╭─ DATASET

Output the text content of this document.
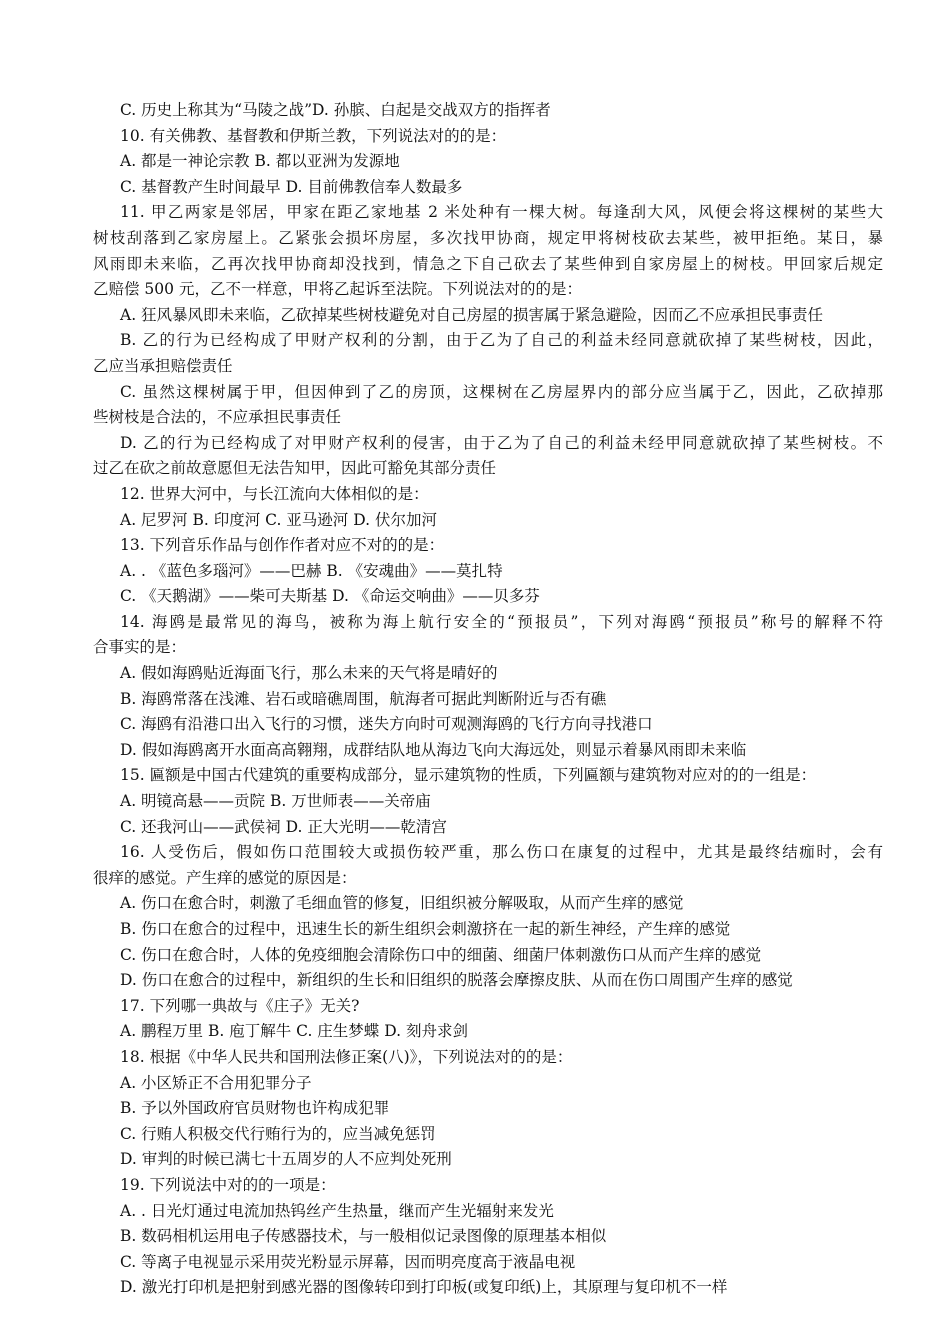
C. 历史上称其为“马陵之战”D. 孙膑、白起是交战双方的指挥者
10. 有关佛教、基督教和伊斯兰教，下列说法对的的是：
A. 都是一神论宗教 B. 都以亚洲为发源地
C. 基督教产生时间最早 D. 目前佛教信奉人数最多
11. 甲乙两家是邻居，甲家在距乙家地基 2 米处种有一棵大树。每逢刮大风，风便会将这棵树的某些大
树枝刮落到乙家房屋上。乙紧张会损坏房屋，多次找甲协商，规定甲将树枝砍去某些，被甲拒绝。某日，暴
风雨即未来临，乙再次找甲协商却没找到，情急之下自己砍去了某些伸到自家房屋上的树枝。甲回家后规定
乙赔偿 500 元，乙不一样意，甲将乙起诉至法院。下列说法对的的是：
A. 狂风暴风即未来临，乙砍掉某些树枝避免对自己房屋的损害属于紧急避险，因而乙不应承担民事责任
B. 乙的行为已经构成了甲财产权利的分割，由于乙为了自己的利益未经同意就砍掉了某些树枝，因此，
乙应当承担赔偿责任
C. 虽然这棵树属于甲，但因伸到了乙的房顶，这棵树在乙房屋界内的部分应当属于乙，因此，乙砍掉那
些树枝是合法的，不应承担民事责任
D. 乙的行为已经构成了对甲财产权利的侵害，由于乙为了自己的利益未经甲同意就砍掉了某些树枝。不
过乙在砍之前故意愿但无法告知甲，因此可豁免其部分责任
12. 世界大河中，与长江流向大体相似的是：
A. 尼罗河 B. 印度河 C. 亚马逊河 D. 伏尔加河
13. 下列音乐作品与创作作者对应不对的的是：
A. . 《蓝色多瑙河》——巴赫 B. 《安魂曲》——莫扎特
C. 《天鹅湖》——柴可夫斯基 D. 《命运交响曲》——贝多芬
14. 海鸥是最常见的海鸟，被称为海上航行安全的“预报员”，下列对海鸥“预报员”称号的解释不符
合事实的是：
A. 假如海鸥贴近海面飞行，那么未来的天气将是晴好的
B. 海鸥常落在浅滩、岩石或暗礁周围，航海者可据此判断附近与否有礁
C. 海鸥有沿港口出入飞行的习惯，迷失方向时可观测海鸥的飞行方向寻找港口
D. 假如海鸥离开水面高高翱翔，成群结队地从海边飞向大海远处，则显示着暴风雨即未来临
15. 匾额是中国古代建筑的重要构成部分，显示建筑物的性质，下列匾额与建筑物对应对的的一组是：
A. 明镜高悬——贡院 B. 万世师表——关帝庙
C. 还我河山——武侯祠 D. 正大光明——乾清宫
16. 人受伤后，假如伤口范围较大或损伤较严重，那么伤口在康复的过程中，尤其是最终结痂时，会有
很痒的感觉。产生痒的感觉的原因是：
A. 伤口在愈合时，刺激了毛细血管的修复，旧组织被分解吸取，从而产生痒的感觉
B. 伤口在愈合的过程中，迅速生长的新生组织会刺激挤在一起的新生神经，产生痒的感觉
C. 伤口在愈合时，人体的免疫细胞会清除伤口中的细菌、细菌尸体刺激伤口从而产生痒的感觉
D. 伤口在愈合的过程中，新组织的生长和旧组织的脱落会摩擦皮肤、从而在伤口周围产生痒的感觉
17. 下列哪一典故与《庄子》无关?
A. 鹏程万里 B. 庖丁解牛 C. 庄生梦蝶 D. 刻舟求剑
18. 根据《中华人民共和国刑法修正案(八)》，下列说法对的的是：
A. 小区矫正不合用犯罪分子
B. 予以外国政府官员财物也许构成犯罪
C. 行贿人积极交代行贿行为的，应当减免惩罚
D. 审判的时候已满七十五周岁的人不应判处死刑
19. 下列说法中对的的一项是：
A. . 日光灯通过电流加热钨丝产生热量，继而产生光辐射来发光
B. 数码相机运用电子传感器技术，与一般相似记录图像的原理基本相似
C. 等离子电视显示采用荧光粉显示屏幕，因而明亮度高于液晶电视
D. 激光打印机是把射到感光器的图像转印到打印板(或复印纸)上，其原理与复印机不一样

╰─

◆ STATED PROBLEM ◆
Each line holding "伤口在愈合时" must be found and copied.

◆ SOLUTION TO THIS PROBLEM ◆
A. 伤口在愈合时，刺激了毛细血管的修复，旧组织被分解吸取，从而产生痒的感觉
C. 伤口在愈合时，人体的免疫细胞会清除伤口中的细菌、细菌尸体刺激伤口从而产生痒的感觉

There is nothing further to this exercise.